▶ **Exercise set**:
(1) In the typography text, what kind of signal do Roman typefaces generally send to the viewer?
(2) Continue the text on typography and font choice from its final sentence.

▶ **Text provided**:
****************************************

It’s easy for anyone to
mistype a word or use fractured grammar in an email message. However, an
ad posted on the Web and a sign hanging in a store window for thousands
to see is not
a use of “relaxed” typography between friends—and it’s hard to retract.
A badly designed sign from a typographic point of view hurts the
product, the company, and your reputation as a professional.
Font Appropriateness and Very Basic Layout Rules
When an audience looks at a printed message, they don’t simply absorb what the message says, but they additionally look at the presentation:
the choice of capitalization, emphasis through bold and italic family
members, how lines of text are stacked (justification), point size, font
color, and how well the printed message harmonizes with any
accompanying graphic. With most digital typefaces, the artist casts a
tone on the typed message. Headline, sans serif Gothic fonts, for
example, are rather hard-edged and cold yet impactful, while Roman serif
fonts tend to lull the audience with rounded strokes, swooping serifs,
and swashes. Roman typefaces generally send a warm but clean and
professional signal to the viewer, while Gothic fonts wake up the
reader, perhaps even warning them—hence their appropriateness as a
headline typeface.
Figure 1
has two obvious sight gags demonstrating inappropriate uses of specific
fonts. At left, the use of all uppercase, Gothic stencil contrasts
extremely distastefully with both the message and the graphic behind it.
At right, the choice of fonts on the page the officer is showing to
someone about to be detained clashes with the message to the extent that
the officer will probably have a hard time getting the cuffs on the
person rolling on the pavement laughing.
A quick fix to these two bad
examples would be to swap the fonts around, so the stencil font is used
in the Miranda rights, and the slightly silly typeface is used for “I
Love You.” But better still, a quick trip to Font Navigator and the
CorelDRAW Fonts CD will show you that Staccato 222BT (its industry name
is Mistral) is warm, loose, and splendid for a valentine, and the font
that commonly goes by the name Machine
(distributed by ITC among other vendors) is serious, functional, and
perfect for the arresting officer. You have the choices of fonts at
hand; all you need to do is apply your artistic sensibilities to the
selection.
When you have more than one
line of text in a headline, legibility is a concern, and this, too, is
accomplished by an appropriate choice of fonts. You want a “quick read”
from the audience, especially on billboards and vehicle signage that
appears and disappears as the sign or the reader moves.

****************************************

▶ **Listed records**:
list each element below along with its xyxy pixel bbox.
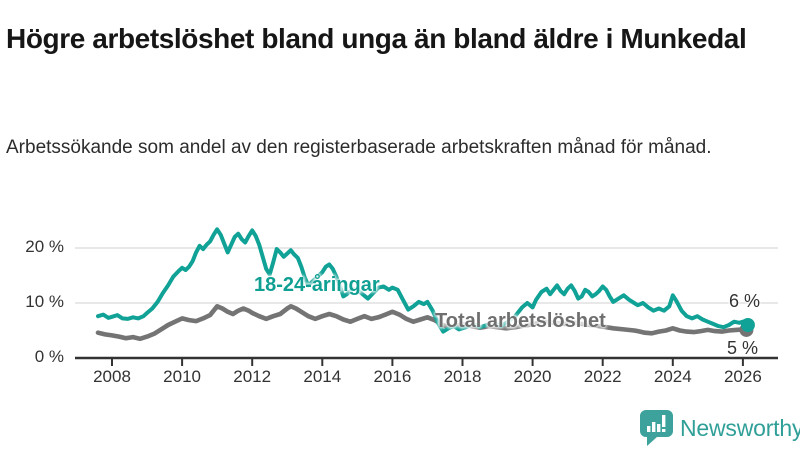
series-line-young [96,227,749,334]
series-label-total: Total arbetslöshet [435,310,606,332]
newsworthy-logo[interactable]: Newsworthy [639,409,800,447]
x-tick-label: 2016 [373,367,412,386]
logo-exclamation-dot [662,429,666,432]
x-tick-label: 2012 [233,367,272,386]
logo-bar-medium [657,424,661,432]
series-line-total [95,303,749,342]
logo-bar-small [647,426,651,432]
x-tick-label: 2020 [513,367,552,386]
logo-exclamation-bar [662,415,666,427]
y-tick-label: 0 % [34,347,64,366]
x-tick-label: 2010 [163,367,201,386]
series-label-young: 18-24-åringar [254,274,380,296]
y-tick-label: 10 % [25,292,64,311]
logo-bar-tall [652,422,656,432]
y-tick-label: 20 % [25,237,64,256]
x-tick-label: 2014 [303,367,342,386]
logo-bubble-shape [640,410,673,446]
end-dot-young [740,318,755,332]
x-tick-label: 2024 [653,367,692,386]
newsworthy-logo-text: Newsworthy [680,414,800,441]
x-tick-label: 2008 [93,367,131,386]
x-tick-label: 2022 [583,367,622,386]
chart-subtitle: Arbetssökande som andel av den registerb… [6,137,712,158]
end-value-label-young: 6 % [729,291,761,311]
end-value-label-total: 5 % [727,338,759,358]
x-tick-label: 2026 [723,367,762,386]
newsworthy-logo-icon [640,410,673,446]
chart-title: Högre arbetslöshet bland unga än bland ä… [6,22,747,54]
x-tick-label: 2018 [443,367,482,386]
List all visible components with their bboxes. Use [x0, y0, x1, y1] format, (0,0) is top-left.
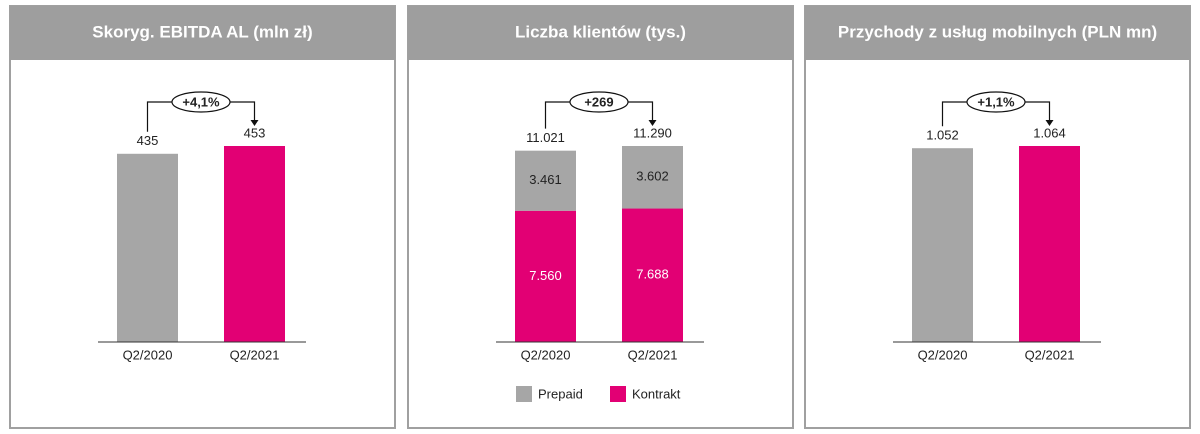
annotation-oval [569, 91, 629, 113]
bar [117, 153, 178, 342]
annotation-oval [171, 91, 231, 113]
chart-title: Skoryg. EBITDA AL (mln zł) [92, 22, 312, 41]
segment-label: 3.461 [529, 172, 562, 187]
legend-swatch [610, 386, 626, 402]
bar-segment [515, 210, 576, 342]
panel [9, 5, 396, 429]
panel-header [805, 6, 1190, 60]
chart-title: Liczba klientów (tys.) [515, 22, 686, 41]
value-label: 1.052 [926, 128, 959, 143]
segment-label: 7.560 [529, 268, 562, 283]
panel [804, 5, 1191, 429]
total-label: 11.021 [526, 130, 565, 145]
annotation-oval [966, 91, 1026, 113]
annotation-label: +4,1% [182, 94, 220, 109]
value-label: 1.064 [1033, 125, 1066, 140]
bar-segment [622, 146, 683, 209]
value-label: 453 [244, 125, 266, 140]
annotation-arrowhead [648, 120, 657, 126]
legend-label: Prepaid [538, 386, 583, 401]
segment-label: 3.602 [636, 169, 669, 184]
annotation-label: +269 [584, 94, 613, 109]
segment-label: 7.688 [636, 267, 669, 282]
annotation-arrowhead [1045, 120, 1054, 126]
x-tick-label: Q2/2021 [1025, 347, 1075, 362]
panel [407, 5, 794, 429]
chart-title: Przychody z usług mobilnych (PLN mn) [838, 22, 1157, 41]
x-tick-label: Q2/2021 [230, 347, 280, 362]
legend-swatch [516, 386, 532, 402]
bar [912, 148, 973, 342]
x-tick-label: Q2/2020 [918, 347, 968, 362]
panel-header [10, 6, 395, 60]
annotation-label: +1,1% [977, 94, 1015, 109]
annotation-arrowhead [250, 120, 259, 126]
legend-label: Kontrakt [632, 386, 681, 401]
bar-segment [622, 208, 683, 342]
value-label: 435 [137, 133, 159, 148]
x-tick-label: Q2/2020 [521, 347, 571, 362]
x-tick-label: Q2/2021 [628, 347, 678, 362]
bar [224, 146, 285, 342]
panel-header [408, 6, 793, 60]
total-label: 11.290 [633, 125, 672, 140]
bar [1019, 146, 1080, 342]
x-tick-label: Q2/2020 [123, 347, 173, 362]
bar-segment [515, 150, 576, 211]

****************************************

▶ **Answers**:
(1) A warm but clean and professional signal.

(2)
Let’s take a simple example
headline, pull it apart, examine it, and make it work hard for your
money. “The best deals in town” is a common slogan. In Figure 2
you can see this headline cast in text three different ways, with icons
beneath them to indicate their merit as a sales message.
First, the sign above the clown suffers from the following abuses of typographic conventions and rules:
The use of Times New
Roman, a Roman serif font, is stale (it’s a Windows default typeface
used since 1991 on the PC) and artistically defeats the message. It’s
large yet the characters aren’t bold enough to present an impactful
message.
The
use of all capital characters looks particularly inappropriate; Roman
typefaces have upper-and lowercase characters, and the message looks
like the designer had the CAPS LOCK
key enabled. Also, it’s plain bad form to “shout” a message unless a
typeface has no lowercase letters and the designer is firm about the
choice of fonts.
The
use of several exclamation marks suggests that if the business owner
shouts loudly enough, someone will buy the product. One exclamation mark
is sufficient for stressing a message; often a headline is adequately
emphasized with no exclamation at all. It is redundant to cast a
headline in all caps followed by several exclamation marks.
The use of quotes is for quotations, not
for emphasizing a phrase. When a designer puts quotation marks around
“BEST” in this example, it creates in the reader’s mind the suggestion
that the retailer is speaking euphemistically.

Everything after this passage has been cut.